• **Prompt**: Copy out lines with the word "chat" from the material that follows.

⟨

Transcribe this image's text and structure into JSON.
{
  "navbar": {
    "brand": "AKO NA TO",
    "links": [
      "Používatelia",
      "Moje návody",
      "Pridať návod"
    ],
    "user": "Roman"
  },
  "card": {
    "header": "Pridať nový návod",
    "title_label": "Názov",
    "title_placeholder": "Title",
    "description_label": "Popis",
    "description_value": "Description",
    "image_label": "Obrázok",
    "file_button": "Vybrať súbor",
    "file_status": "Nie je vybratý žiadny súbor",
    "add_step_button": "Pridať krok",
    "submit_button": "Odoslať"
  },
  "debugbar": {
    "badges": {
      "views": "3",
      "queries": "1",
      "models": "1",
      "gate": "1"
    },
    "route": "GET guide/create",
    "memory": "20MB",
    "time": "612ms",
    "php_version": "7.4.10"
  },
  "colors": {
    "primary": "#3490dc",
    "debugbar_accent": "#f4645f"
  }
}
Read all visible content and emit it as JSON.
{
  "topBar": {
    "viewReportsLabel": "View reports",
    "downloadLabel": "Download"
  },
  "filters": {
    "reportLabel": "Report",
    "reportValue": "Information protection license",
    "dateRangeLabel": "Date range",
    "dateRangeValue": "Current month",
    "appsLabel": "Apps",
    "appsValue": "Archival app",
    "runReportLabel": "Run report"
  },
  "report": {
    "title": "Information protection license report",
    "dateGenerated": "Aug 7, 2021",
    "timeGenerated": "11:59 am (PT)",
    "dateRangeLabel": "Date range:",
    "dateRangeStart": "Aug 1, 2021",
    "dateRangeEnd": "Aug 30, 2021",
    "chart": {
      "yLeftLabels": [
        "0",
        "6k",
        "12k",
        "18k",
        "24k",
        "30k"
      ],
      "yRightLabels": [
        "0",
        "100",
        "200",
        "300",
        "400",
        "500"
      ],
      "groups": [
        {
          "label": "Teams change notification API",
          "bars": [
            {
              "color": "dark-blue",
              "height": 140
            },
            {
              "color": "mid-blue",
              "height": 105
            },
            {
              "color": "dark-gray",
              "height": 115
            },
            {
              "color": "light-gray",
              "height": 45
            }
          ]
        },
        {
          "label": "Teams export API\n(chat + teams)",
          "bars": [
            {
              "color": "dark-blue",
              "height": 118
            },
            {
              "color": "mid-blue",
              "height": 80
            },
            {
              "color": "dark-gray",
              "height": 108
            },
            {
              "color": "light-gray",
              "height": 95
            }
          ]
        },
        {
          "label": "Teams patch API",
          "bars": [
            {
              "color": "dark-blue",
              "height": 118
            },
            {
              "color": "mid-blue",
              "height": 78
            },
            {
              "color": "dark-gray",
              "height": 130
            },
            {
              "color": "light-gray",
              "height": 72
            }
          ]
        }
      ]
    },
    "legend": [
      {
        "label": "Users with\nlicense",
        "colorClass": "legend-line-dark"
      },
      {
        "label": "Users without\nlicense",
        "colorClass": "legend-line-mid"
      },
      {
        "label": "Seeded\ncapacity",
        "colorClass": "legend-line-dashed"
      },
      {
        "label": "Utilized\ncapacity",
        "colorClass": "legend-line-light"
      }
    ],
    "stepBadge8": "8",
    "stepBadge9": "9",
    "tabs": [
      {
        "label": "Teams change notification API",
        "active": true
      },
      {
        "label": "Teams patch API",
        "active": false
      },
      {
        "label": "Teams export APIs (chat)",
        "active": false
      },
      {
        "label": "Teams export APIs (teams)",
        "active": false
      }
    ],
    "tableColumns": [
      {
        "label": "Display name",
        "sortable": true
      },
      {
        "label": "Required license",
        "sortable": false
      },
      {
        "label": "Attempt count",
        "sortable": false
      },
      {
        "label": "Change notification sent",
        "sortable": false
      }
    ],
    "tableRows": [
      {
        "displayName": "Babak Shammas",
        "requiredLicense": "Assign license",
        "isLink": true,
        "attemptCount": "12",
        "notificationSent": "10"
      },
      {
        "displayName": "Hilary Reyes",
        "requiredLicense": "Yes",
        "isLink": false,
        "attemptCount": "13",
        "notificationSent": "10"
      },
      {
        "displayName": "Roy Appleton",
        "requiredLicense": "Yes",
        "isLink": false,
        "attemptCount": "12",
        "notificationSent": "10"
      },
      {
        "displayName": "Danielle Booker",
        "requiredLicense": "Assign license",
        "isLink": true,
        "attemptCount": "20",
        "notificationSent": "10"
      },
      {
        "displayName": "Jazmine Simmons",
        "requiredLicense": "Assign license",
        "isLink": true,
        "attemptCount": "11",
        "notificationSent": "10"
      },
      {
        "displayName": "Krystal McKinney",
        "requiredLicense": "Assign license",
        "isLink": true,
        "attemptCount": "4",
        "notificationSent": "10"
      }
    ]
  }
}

⟩
⟨

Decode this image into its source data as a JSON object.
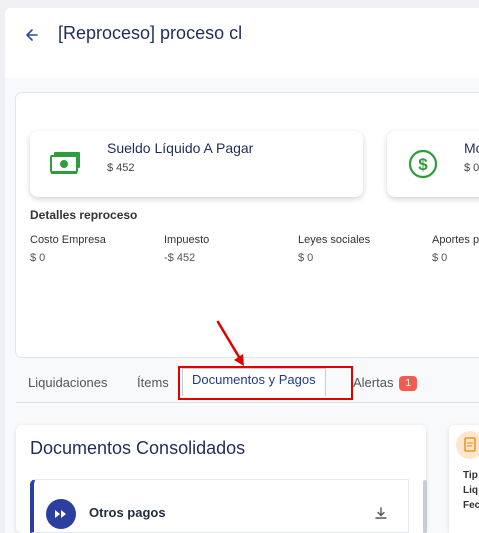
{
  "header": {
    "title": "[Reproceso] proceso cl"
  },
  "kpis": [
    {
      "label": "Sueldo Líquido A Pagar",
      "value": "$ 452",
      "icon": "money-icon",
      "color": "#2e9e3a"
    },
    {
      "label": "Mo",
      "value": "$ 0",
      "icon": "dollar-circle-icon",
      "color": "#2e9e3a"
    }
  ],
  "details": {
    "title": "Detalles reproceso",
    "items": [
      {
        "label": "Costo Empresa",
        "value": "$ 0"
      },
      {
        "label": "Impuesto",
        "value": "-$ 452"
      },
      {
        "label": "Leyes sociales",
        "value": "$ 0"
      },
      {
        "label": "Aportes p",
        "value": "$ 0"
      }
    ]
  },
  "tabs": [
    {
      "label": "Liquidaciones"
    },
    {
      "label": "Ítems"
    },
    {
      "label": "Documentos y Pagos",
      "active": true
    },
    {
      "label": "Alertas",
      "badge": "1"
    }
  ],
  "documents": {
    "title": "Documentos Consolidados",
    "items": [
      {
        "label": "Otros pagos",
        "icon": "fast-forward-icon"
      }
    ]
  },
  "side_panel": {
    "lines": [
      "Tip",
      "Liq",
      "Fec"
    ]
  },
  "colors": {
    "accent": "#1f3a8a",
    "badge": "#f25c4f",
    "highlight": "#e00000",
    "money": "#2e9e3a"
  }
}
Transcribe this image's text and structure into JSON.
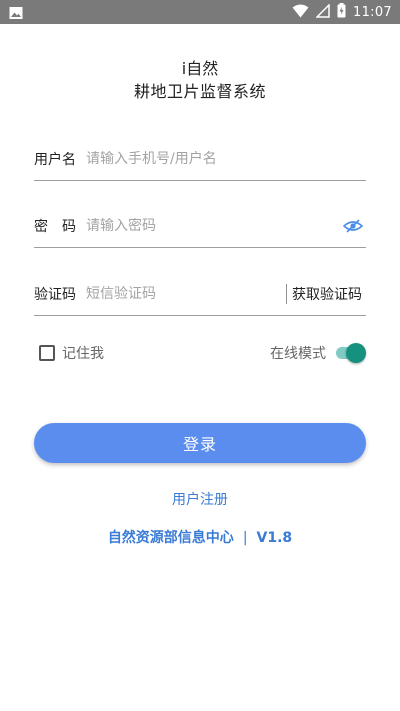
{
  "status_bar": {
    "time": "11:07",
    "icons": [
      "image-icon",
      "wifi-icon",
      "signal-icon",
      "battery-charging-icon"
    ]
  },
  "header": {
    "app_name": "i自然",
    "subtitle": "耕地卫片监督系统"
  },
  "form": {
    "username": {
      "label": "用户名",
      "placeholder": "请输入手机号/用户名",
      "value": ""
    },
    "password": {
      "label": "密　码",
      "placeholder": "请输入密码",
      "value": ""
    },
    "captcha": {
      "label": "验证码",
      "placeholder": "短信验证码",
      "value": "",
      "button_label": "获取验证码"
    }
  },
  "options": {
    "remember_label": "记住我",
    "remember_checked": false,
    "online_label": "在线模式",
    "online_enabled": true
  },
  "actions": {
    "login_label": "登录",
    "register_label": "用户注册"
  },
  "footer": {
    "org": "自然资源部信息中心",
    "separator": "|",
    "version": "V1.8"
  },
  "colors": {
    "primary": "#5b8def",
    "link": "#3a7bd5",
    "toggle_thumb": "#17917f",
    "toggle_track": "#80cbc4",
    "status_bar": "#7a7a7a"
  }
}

⟩

• **Answer below**:
          "label": "Teams export API\n(chat + teams)",
        "label": "Teams export APIs (chat)",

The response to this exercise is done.